Each entry below is to be duplicated verbatim.

#### Dataset ####

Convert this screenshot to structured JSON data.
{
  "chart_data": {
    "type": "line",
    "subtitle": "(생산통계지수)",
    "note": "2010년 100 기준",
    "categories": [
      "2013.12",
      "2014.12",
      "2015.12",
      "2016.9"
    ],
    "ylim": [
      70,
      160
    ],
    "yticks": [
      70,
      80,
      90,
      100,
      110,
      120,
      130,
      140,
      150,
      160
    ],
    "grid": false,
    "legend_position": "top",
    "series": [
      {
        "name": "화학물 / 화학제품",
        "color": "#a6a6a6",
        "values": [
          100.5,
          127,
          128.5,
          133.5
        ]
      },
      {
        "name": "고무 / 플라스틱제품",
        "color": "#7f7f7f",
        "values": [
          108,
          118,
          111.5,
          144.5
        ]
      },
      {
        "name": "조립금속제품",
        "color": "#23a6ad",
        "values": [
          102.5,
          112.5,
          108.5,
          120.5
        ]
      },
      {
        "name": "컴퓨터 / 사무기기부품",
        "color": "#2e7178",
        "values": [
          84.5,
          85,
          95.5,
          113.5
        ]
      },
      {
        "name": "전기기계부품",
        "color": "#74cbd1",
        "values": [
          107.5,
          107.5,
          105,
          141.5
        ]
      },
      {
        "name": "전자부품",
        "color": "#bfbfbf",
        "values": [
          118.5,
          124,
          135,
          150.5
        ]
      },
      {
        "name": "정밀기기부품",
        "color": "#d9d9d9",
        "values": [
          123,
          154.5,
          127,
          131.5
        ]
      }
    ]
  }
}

####

● **Final result**
Convert this screenshot to structured JSON data.
{
  "chart_data": {
    "type": "line",
    "subtitle": "(생산통계지수)",
    "note": "2010년 100 기준",
    "categories": [
      "2013.12",
      "2014.12",
      "2015.12",
      "2016.9"
    ],
    "ylim": [
      70,
      160
    ],
    "yticks": [
      70,
      80,
      90,
      100,
      110,
      120,
      130,
      140,
      150,
      160
    ],
    "grid": false,
    "legend_position": "top",
    "series": [
      {
        "name": "화학물 / 화학제품",
        "color": "#a6a6a6",
        "values": [
          100.5,
          127,
          128.5,
          133.5
        ]
      },
      {
        "name": "고무 / 플라스틱제품",
        "color": "#7f7f7f",
        "values": [
          108,
          118,
          111.5,
          144.5
        ]
      },
      {
        "name": "조립금속제품",
        "color": "#23a6ad",
        "values": [
          102.5,
          112.5,
          108.5,
          120.5
        ]
      },
      {
        "name": "컴퓨터 / 사무기기부품",
        "color": "#2e7178",
        "values": [
          84.5,
          85,
          95.5,
          113.5
        ]
      },
      {
        "name": "전기기계부품",
        "color": "#74cbd1",
        "values": [
          107.5,
          107.5,
          105,
          141.5
        ]
      },
      {
        "name": "전자부품",
        "color": "#bfbfbf",
        "values": [
          118.5,
          124,
          135,
          150.5
        ]
      },
      {
        "name": "정밀기기부품",
        "color": "#d9d9d9",
        "values": [
          123,
          154.5,
          127,
          131.5
        ]
      }
    ]
  }
}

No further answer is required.